§ PROBLEM DESCRIPTION
Extract, verbatim, all lines starting at the one containing "What does this" and ending with the final line of the listing, and no others.

— start RECORDS SHOWN —

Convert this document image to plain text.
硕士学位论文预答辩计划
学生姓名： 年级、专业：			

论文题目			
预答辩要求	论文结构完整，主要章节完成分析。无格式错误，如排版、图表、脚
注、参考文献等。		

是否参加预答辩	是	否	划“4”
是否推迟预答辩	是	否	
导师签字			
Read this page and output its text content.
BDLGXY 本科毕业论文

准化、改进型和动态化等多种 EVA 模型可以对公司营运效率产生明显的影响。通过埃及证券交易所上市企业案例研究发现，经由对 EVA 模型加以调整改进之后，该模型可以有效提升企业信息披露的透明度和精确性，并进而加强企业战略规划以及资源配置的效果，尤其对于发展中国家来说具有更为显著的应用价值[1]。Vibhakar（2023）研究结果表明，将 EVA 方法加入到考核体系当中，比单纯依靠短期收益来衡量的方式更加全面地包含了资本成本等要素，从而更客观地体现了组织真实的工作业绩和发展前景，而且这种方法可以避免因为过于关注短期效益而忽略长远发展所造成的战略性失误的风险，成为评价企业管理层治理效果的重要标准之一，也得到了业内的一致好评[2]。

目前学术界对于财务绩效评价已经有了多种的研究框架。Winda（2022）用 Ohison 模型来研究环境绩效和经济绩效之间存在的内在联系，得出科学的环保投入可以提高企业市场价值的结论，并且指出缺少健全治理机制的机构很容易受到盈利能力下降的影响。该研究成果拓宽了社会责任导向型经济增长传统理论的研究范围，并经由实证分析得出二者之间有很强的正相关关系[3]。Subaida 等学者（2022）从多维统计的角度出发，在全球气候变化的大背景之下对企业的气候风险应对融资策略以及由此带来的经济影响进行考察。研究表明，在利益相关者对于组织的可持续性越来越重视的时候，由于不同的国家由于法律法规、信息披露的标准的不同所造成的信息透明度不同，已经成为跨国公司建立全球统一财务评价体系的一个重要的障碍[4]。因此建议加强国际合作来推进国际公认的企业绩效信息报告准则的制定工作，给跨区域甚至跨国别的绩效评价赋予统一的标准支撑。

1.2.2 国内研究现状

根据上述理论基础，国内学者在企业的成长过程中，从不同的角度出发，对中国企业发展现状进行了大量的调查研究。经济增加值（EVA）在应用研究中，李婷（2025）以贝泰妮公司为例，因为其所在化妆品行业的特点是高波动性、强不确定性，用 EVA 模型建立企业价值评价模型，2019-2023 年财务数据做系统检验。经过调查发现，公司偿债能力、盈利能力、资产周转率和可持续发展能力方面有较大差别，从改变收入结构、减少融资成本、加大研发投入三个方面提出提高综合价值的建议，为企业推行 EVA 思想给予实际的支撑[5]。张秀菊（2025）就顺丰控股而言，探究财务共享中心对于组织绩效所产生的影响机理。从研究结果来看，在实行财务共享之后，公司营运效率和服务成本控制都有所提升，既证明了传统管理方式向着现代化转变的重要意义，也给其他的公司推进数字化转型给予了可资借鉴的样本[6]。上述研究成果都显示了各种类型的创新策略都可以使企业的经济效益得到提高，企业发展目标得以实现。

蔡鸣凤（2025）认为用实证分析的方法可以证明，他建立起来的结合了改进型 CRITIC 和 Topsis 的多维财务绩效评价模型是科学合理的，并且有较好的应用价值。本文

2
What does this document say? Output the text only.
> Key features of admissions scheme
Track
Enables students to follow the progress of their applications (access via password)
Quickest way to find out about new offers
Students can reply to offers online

— end RECORDS SHOWN —

§ RESPONSE FOR THIS EXERCISE
What does this document say? Output the text only.
> Key features of admissions scheme
Track
Enables students to follow the progress of their applications (access via password)
Quickest way to find out about new offers
Students can reply to offers online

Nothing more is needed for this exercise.